## STORED RECORDS
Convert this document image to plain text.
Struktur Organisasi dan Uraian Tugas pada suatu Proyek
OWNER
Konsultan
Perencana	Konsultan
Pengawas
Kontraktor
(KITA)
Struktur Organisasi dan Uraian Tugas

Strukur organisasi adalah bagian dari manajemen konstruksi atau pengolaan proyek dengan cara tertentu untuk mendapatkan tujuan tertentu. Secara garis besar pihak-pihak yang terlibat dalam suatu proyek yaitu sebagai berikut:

## PROBLEM TO WORK ON
Look through the entries above and report the number of lines that contain "Uraian". Write only the number.

## COMPLETED EXERCISE
2